------ DATA FOR THIS EXERCISE

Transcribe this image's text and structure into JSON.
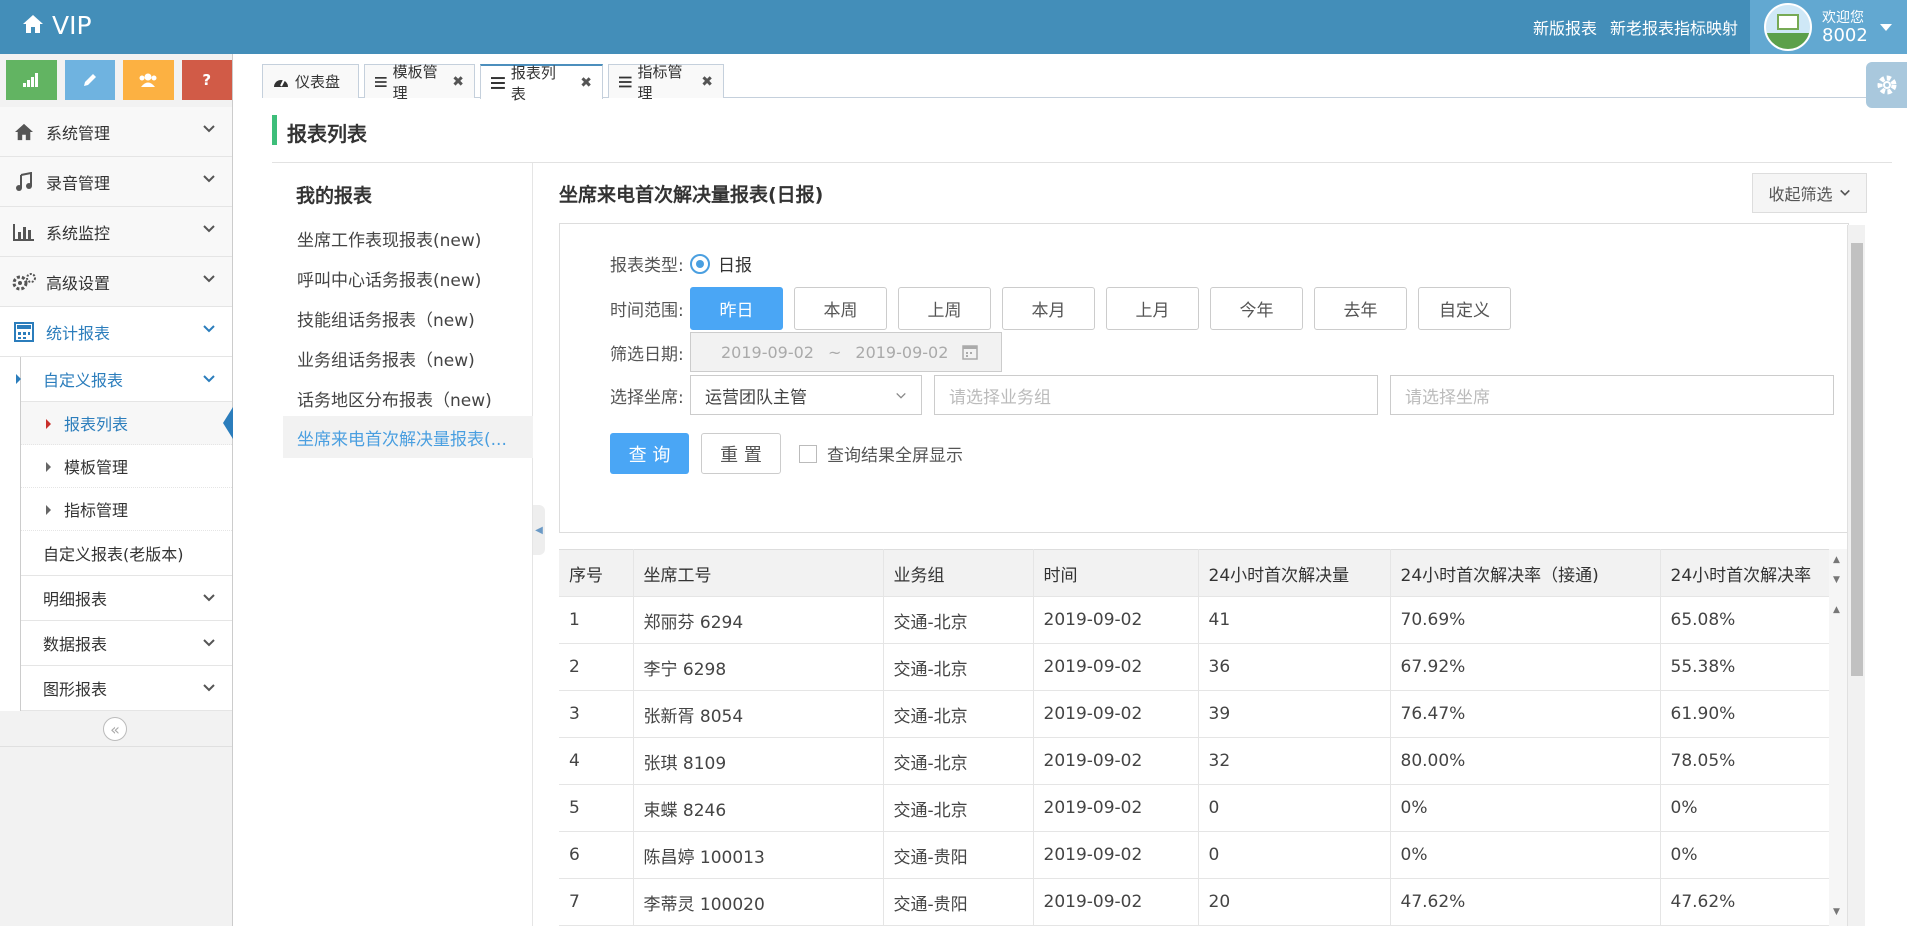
{
  "app": {
    "brand": "VIP"
  },
  "header": {
    "links": [
      "新版报表",
      "新老报表指标映射"
    ],
    "user": {
      "welcome": "欢迎您",
      "id": "8002"
    }
  },
  "shortcuts": [
    {
      "icon": "signal-icon",
      "color": "#62b462"
    },
    {
      "icon": "pencil-icon",
      "color": "#6fb3e0"
    },
    {
      "icon": "users-icon",
      "color": "#fcb142"
    },
    {
      "icon": "question-icon",
      "color": "#d15b47"
    }
  ],
  "sidebar": {
    "items": [
      "系统管理",
      "录音管理",
      "系统监控",
      "高级设置",
      "统计报表"
    ],
    "sub": [
      "自定义报表",
      "自定义报表(老版本)",
      "明细报表",
      "数据报表",
      "图形报表"
    ],
    "sub2": [
      "报表列表",
      "模板管理",
      "指标管理"
    ]
  },
  "tabs": [
    "仪表盘",
    "模板管理",
    "报表列表",
    "指标管理"
  ],
  "page": {
    "title": "报表列表"
  },
  "reports": {
    "heading": "我的报表",
    "items": [
      "坐席工作表现报表(new)",
      "呼叫中心话务报表(new)",
      "技能组话务报表（new)",
      "业务组话务报表（new)",
      "话务地区分布报表（new)",
      "坐席来电首次解决量报表(..."
    ]
  },
  "main": {
    "title": "坐席来电首次解决量报表(日报)",
    "collapse": "收起筛选",
    "filter": {
      "type_label": "报表类型:",
      "type_value": "日报",
      "range_label": "时间范围:",
      "ranges": [
        "昨日",
        "本周",
        "上周",
        "本月",
        "上月",
        "今年",
        "去年",
        "自定义"
      ],
      "date_label": "筛选日期:",
      "date_from": "2019-09-02",
      "date_sep": "~",
      "date_to": "2019-09-02",
      "agent_label": "选择坐席:",
      "agent_select": "运营团队主管",
      "group_placeholder": "请选择业务组",
      "agent_placeholder": "请选择坐席",
      "query": "查 询",
      "reset": "重 置",
      "fullscreen": "查询结果全屏显示"
    },
    "table": {
      "headers": [
        "序号",
        "坐席工号",
        "业务组",
        "时间",
        "24小时首次解决量",
        "24小时首次解决率（接通)",
        "24小时首次解决率"
      ],
      "rows": [
        [
          "1",
          "郑丽芬 6294",
          "交通-北京",
          "2019-09-02",
          "41",
          "70.69%",
          "65.08%"
        ],
        [
          "2",
          "李宁 6298",
          "交通-北京",
          "2019-09-02",
          "36",
          "67.92%",
          "55.38%"
        ],
        [
          "3",
          "张新胥 8054",
          "交通-北京",
          "2019-09-02",
          "39",
          "76.47%",
          "61.90%"
        ],
        [
          "4",
          "张琪 8109",
          "交通-北京",
          "2019-09-02",
          "32",
          "80.00%",
          "78.05%"
        ],
        [
          "5",
          "束蝶 8246",
          "交通-北京",
          "2019-09-02",
          "0",
          "0%",
          "0%"
        ],
        [
          "6",
          "陈昌婷 100013",
          "交通-贵阳",
          "2019-09-02",
          "0",
          "0%",
          "0%"
        ],
        [
          "7",
          "李蒂灵 100020",
          "交通-贵阳",
          "2019-09-02",
          "20",
          "47.62%",
          "47.62%"
        ]
      ]
    }
  }
}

------------

▸ WHAT YOU WILL DO
Leave out every picture and copy the rest of the records exactly.

▸ RESPONSE TO THE TASK
Transcribe this image's text and structure into JSON.
{
  "app": {
    "brand": "VIP"
  },
  "header": {
    "links": [
      "新版报表",
      "新老报表指标映射"
    ],
    "user": {
      "welcome": "欢迎您",
      "id": "8002"
    }
  },
  "shortcuts": [
    {
      "icon": "signal-icon",
      "color": "#62b462"
    },
    {
      "icon": "pencil-icon",
      "color": "#6fb3e0"
    },
    {
      "icon": "users-icon",
      "color": "#fcb142"
    },
    {
      "icon": "question-icon",
      "color": "#d15b47"
    }
  ],
  "sidebar": {
    "items": [
      "系统管理",
      "录音管理",
      "系统监控",
      "高级设置",
      "统计报表"
    ],
    "sub": [
      "自定义报表",
      "自定义报表(老版本)",
      "明细报表",
      "数据报表",
      "图形报表"
    ],
    "sub2": [
      "报表列表",
      "模板管理",
      "指标管理"
    ]
  },
  "tabs": [
    "仪表盘",
    "模板管理",
    "报表列表",
    "指标管理"
  ],
  "page": {
    "title": "报表列表"
  },
  "reports": {
    "heading": "我的报表",
    "items": [
      "坐席工作表现报表(new)",
      "呼叫中心话务报表(new)",
      "技能组话务报表（new)",
      "业务组话务报表（new)",
      "话务地区分布报表（new)",
      "坐席来电首次解决量报表(..."
    ]
  },
  "main": {
    "title": "坐席来电首次解决量报表(日报)",
    "collapse": "收起筛选",
    "filter": {
      "type_label": "报表类型:",
      "type_value": "日报",
      "range_label": "时间范围:",
      "ranges": [
        "昨日",
        "本周",
        "上周",
        "本月",
        "上月",
        "今年",
        "去年",
        "自定义"
      ],
      "date_label": "筛选日期:",
      "date_from": "2019-09-02",
      "date_sep": "~",
      "date_to": "2019-09-02",
      "agent_label": "选择坐席:",
      "agent_select": "运营团队主管",
      "group_placeholder": "请选择业务组",
      "agent_placeholder": "请选择坐席",
      "query": "查 询",
      "reset": "重 置",
      "fullscreen": "查询结果全屏显示"
    },
    "table": {
      "headers": [
        "序号",
        "坐席工号",
        "业务组",
        "时间",
        "24小时首次解决量",
        "24小时首次解决率（接通)",
        "24小时首次解决率"
      ],
      "rows": [
        [
          "1",
          "郑丽芬 6294",
          "交通-北京",
          "2019-09-02",
          "41",
          "70.69%",
          "65.08%"
        ],
        [
          "2",
          "李宁 6298",
          "交通-北京",
          "2019-09-02",
          "36",
          "67.92%",
          "55.38%"
        ],
        [
          "3",
          "张新胥 8054",
          "交通-北京",
          "2019-09-02",
          "39",
          "76.47%",
          "61.90%"
        ],
        [
          "4",
          "张琪 8109",
          "交通-北京",
          "2019-09-02",
          "32",
          "80.00%",
          "78.05%"
        ],
        [
          "5",
          "束蝶 8246",
          "交通-北京",
          "2019-09-02",
          "0",
          "0%",
          "0%"
        ],
        [
          "6",
          "陈昌婷 100013",
          "交通-贵阳",
          "2019-09-02",
          "0",
          "0%",
          "0%"
        ],
        [
          "7",
          "李蒂灵 100020",
          "交通-贵阳",
          "2019-09-02",
          "20",
          "47.62%",
          "47.62%"
        ]
      ]
    }
  }
}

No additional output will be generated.